Work to do
Please repeat, word for word, the stretch of the records from the start through the line containing "brand-logo-text: 中天光电 bbox=[1297, 137, 1498, 199]".

Listing
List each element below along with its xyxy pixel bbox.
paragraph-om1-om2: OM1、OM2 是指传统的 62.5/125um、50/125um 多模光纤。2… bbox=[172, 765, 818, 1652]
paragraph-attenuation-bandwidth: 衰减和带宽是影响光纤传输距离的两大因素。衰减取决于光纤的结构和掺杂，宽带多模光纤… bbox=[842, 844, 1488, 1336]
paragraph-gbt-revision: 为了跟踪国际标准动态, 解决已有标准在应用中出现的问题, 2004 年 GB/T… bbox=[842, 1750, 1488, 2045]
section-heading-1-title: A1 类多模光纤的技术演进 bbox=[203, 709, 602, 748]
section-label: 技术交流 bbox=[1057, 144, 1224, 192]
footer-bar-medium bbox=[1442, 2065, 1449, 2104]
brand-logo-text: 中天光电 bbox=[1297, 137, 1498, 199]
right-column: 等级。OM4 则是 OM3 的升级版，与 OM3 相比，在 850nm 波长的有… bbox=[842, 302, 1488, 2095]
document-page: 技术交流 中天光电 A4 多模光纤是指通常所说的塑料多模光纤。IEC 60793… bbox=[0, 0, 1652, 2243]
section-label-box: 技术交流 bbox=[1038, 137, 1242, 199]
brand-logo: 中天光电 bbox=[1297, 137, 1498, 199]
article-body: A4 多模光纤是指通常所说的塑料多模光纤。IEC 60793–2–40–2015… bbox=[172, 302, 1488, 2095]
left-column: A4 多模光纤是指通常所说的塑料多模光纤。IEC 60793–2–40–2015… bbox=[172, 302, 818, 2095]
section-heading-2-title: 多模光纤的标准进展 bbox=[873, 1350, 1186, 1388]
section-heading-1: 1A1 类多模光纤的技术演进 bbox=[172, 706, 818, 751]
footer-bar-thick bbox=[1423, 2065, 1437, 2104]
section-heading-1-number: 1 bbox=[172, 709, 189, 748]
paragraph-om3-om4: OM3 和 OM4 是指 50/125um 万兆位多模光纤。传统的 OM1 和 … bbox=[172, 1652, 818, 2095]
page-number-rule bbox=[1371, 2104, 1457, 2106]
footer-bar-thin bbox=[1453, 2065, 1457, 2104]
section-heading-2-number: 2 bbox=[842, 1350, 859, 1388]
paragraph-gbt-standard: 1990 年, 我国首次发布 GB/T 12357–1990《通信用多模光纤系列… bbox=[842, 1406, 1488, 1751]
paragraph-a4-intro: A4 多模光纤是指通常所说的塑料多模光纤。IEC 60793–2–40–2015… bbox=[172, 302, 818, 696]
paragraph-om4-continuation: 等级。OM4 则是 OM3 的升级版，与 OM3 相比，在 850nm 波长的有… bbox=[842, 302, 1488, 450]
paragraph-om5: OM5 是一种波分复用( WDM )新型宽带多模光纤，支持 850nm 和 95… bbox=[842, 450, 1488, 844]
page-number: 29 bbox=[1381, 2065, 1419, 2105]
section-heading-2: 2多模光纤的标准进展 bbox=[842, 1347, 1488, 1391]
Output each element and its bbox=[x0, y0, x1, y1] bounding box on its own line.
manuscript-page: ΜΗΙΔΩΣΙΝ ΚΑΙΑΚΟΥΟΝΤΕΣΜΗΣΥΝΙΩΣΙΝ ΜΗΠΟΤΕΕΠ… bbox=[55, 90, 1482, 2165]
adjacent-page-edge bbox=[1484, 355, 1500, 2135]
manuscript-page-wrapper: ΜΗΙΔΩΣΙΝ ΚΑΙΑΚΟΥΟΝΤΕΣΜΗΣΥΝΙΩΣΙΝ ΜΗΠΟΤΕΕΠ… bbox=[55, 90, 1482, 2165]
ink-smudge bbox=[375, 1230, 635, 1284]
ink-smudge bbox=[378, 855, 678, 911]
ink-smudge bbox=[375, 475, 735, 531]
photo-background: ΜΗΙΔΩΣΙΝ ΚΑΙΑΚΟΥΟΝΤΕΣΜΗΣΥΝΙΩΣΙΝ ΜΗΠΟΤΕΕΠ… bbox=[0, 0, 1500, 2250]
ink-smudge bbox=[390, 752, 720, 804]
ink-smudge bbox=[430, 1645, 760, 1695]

Exercise answer
List each element below along with its xyxy pixel bbox.
paragraph-om1-om2: OM1、OM2 是指传统的 62.5/125um、50/125um 多模光纤。2… bbox=[172, 765, 818, 1652]
paragraph-attenuation-bandwidth: 衰减和带宽是影响光纤传输距离的两大因素。衰减取决于光纤的结构和掺杂，宽带多模光纤… bbox=[842, 844, 1488, 1336]
paragraph-gbt-revision: 为了跟踪国际标准动态, 解决已有标准在应用中出现的问题, 2004 年 GB/T… bbox=[842, 1750, 1488, 2045]
section-heading-1-title: A1 类多模光纤的技术演进 bbox=[203, 709, 602, 748]
section-label: 技术交流 bbox=[1057, 144, 1224, 192]
footer-bar-medium bbox=[1442, 2065, 1449, 2104]
brand-logo-text: 中天光电 bbox=[1297, 137, 1498, 199]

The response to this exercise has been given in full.